**Required task A**.
Name the elements that the Manifiesto Blanco, described in the passage on Lucio Fontana, called for art to combine.
**Required task B**.
Reproduce word for word the part of the passage on Lucio Fontana between "Lucio Fontana was" and "1950s and 1960s.", inclusive.

**Selected passage**.
Lucio Fontana was an influential Argentine-Italian artist and theorist, best known for being the father of Spazialismo (also known as Spatialism). His trademark perforated canvases drew both the ire and admiration of critics in the 1950s and 1960s.

Fontana was born in Argentina in 1899 to an Argentinian mother and an Italian father who was a sculptor by trade. Although he moved to Milan in 1905 for his education, Fontana returned to Argentina in 1921 to work in his father's sculpture studio for several years. Later, Fontana established his own studio. In 1926 he participated in the first exhibition of Nexus, a group of independent young Argentine artists. Fontana then went back to Milan in 1927 to study at the Accademia di Brera for two years. As a result of his studies, he had his first solo exhibition at the Galleria del Milione in 1930.

The 1930s saw Fontana begin to develop an expressive abstract style, producing flat bronze and ceramic sculptures such as Scultura Astratta (1934, painted iron). In this period he became involved with the Parisian group Abstraction-Création and the Milanese, anti-fascist artist group Corrente. He also began to collaborate with architects.

When World War II broke out Fontana moved back to Argentina, where in 1946 he founded the Academia Altamira. Collaborative efforts between the students and teachers of the Academy produced the 'Manifiesto Blanco'—a manifesto calling for art that combined elements of colour, movement, sound, time and space. When he moved back to war-ravaged Milan in 1947 Fontana expanded on these ideas and established Movimento Spaziale (Spatialist Movement). In collaboration with other theorists he created the 'Primo Manifesto dello Spazialismo' (First Manifesto of Spatialism). This was one of five manifestos produced between 1947 and 1952. Spatialism, through a deeply philosophical set of ideas, was primarily concerned with escaping the tyranny of the traditional two-dimensional surface. It wanted to project a work into real space, doing so by marrying art and science through new techniques and materials.

In 1949, Fontana exhibited his first 'Spatial Environment' at the Galleria del Naviglio in Milan, featuring a giant abstract shape suspended in an empty darkened room and illuminated by curved lines of neon. Later shows on this theme were multi-dimensional experiences, featuring sound, abstract sculptural shapes, luminous paint and fluorescent lighting. The 'Spatial Environment' concept not only pioneered the idea of environmental and installation art, but also, through its unconventional materials and methods, was a forerunner of the Arte Povera movement.

**Dataset**.

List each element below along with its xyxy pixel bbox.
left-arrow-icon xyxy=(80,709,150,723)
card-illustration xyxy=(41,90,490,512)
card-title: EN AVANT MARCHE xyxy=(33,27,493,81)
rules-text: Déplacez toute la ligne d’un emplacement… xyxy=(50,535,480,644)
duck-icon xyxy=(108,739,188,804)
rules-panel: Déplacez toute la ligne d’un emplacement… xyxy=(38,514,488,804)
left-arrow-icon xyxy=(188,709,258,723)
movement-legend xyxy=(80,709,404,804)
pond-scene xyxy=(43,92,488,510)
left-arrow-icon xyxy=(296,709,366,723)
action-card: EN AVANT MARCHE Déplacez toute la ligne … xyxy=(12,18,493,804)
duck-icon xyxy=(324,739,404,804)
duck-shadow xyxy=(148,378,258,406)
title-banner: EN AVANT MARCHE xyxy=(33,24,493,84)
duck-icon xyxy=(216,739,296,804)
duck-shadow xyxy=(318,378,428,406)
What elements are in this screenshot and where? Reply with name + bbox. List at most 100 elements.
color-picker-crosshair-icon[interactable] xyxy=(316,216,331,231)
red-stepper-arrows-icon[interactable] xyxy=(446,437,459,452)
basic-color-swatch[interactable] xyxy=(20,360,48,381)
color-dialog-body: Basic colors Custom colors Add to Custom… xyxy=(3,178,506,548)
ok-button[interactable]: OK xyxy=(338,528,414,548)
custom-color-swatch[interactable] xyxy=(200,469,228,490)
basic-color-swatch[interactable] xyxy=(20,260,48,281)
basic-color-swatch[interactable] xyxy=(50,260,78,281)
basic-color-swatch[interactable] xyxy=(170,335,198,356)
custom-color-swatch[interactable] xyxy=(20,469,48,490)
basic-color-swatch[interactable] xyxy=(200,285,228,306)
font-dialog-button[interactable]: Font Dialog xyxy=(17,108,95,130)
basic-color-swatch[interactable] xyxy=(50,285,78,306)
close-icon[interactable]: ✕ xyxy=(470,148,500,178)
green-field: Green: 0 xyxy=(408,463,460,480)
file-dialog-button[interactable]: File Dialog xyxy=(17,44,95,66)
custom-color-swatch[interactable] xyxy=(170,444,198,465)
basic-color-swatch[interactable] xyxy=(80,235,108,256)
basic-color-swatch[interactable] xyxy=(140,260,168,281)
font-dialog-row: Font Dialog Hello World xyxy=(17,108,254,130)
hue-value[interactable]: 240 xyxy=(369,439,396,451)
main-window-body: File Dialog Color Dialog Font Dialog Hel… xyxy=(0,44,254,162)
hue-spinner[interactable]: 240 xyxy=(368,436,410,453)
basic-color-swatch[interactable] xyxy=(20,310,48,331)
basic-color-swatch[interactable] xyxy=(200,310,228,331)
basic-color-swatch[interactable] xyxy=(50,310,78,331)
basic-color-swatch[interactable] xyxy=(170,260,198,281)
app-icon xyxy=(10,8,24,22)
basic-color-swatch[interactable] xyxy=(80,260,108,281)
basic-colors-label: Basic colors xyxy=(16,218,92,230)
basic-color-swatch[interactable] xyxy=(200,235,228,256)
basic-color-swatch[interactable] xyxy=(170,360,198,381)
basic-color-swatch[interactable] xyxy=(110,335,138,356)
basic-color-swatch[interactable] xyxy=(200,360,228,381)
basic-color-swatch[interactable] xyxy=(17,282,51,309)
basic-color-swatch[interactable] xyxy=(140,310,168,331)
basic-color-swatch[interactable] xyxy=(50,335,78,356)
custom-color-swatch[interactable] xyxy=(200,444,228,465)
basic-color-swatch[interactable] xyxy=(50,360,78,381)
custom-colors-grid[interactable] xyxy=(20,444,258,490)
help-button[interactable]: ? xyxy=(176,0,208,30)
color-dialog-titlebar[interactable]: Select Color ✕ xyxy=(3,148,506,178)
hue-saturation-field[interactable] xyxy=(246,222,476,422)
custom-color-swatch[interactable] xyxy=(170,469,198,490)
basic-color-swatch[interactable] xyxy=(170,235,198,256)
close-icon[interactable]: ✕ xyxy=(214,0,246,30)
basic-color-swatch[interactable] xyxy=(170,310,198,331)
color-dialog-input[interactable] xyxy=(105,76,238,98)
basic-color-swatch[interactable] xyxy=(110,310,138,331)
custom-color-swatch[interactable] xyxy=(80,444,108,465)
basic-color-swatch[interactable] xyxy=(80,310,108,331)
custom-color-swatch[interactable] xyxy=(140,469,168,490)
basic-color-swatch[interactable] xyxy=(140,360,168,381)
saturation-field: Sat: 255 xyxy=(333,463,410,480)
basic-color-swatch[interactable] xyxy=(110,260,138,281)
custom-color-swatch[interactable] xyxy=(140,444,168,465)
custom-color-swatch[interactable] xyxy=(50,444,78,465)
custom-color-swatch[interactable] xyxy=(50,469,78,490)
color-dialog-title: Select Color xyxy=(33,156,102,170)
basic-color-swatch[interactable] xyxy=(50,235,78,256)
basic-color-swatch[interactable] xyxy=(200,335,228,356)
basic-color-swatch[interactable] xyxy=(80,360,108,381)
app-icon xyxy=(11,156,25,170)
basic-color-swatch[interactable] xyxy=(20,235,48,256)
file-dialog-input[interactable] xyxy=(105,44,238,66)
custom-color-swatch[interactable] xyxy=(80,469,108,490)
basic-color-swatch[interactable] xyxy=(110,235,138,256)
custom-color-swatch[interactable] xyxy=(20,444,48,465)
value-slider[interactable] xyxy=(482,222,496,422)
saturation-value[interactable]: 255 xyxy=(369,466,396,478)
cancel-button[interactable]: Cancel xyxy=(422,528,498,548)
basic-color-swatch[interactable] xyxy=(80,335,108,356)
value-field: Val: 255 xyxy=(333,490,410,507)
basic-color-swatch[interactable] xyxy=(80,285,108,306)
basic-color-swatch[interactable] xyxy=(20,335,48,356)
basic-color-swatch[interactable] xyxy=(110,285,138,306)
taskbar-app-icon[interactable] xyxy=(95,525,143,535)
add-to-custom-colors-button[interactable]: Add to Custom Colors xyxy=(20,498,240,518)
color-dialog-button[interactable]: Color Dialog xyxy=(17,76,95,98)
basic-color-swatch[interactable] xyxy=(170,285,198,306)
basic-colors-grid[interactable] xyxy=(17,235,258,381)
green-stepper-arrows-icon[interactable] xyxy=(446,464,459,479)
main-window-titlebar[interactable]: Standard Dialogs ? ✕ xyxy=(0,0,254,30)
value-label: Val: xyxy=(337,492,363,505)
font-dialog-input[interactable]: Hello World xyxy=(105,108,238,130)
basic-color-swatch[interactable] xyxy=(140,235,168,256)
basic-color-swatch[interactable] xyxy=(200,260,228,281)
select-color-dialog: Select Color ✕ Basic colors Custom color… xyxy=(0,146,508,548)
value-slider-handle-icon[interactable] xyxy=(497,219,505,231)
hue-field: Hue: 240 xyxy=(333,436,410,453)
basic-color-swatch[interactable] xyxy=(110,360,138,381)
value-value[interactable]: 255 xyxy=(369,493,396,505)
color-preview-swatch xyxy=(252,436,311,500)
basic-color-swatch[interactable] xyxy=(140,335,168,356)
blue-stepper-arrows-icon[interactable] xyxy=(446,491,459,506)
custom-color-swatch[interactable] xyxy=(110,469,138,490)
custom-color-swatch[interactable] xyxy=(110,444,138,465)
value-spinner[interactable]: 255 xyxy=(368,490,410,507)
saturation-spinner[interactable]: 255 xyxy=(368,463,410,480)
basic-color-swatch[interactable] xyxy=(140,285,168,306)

**Correct output A**.
colour, movement, sound, time, space

**Correct output B**.
Lucio Fontana was an influential Argentine-Italian artist and theorist, best known for being the father of Spazialismo (also known as Spatialism). His trademark perforated canvases drew both the ire and admiration of critics in the 1950s and 1960s.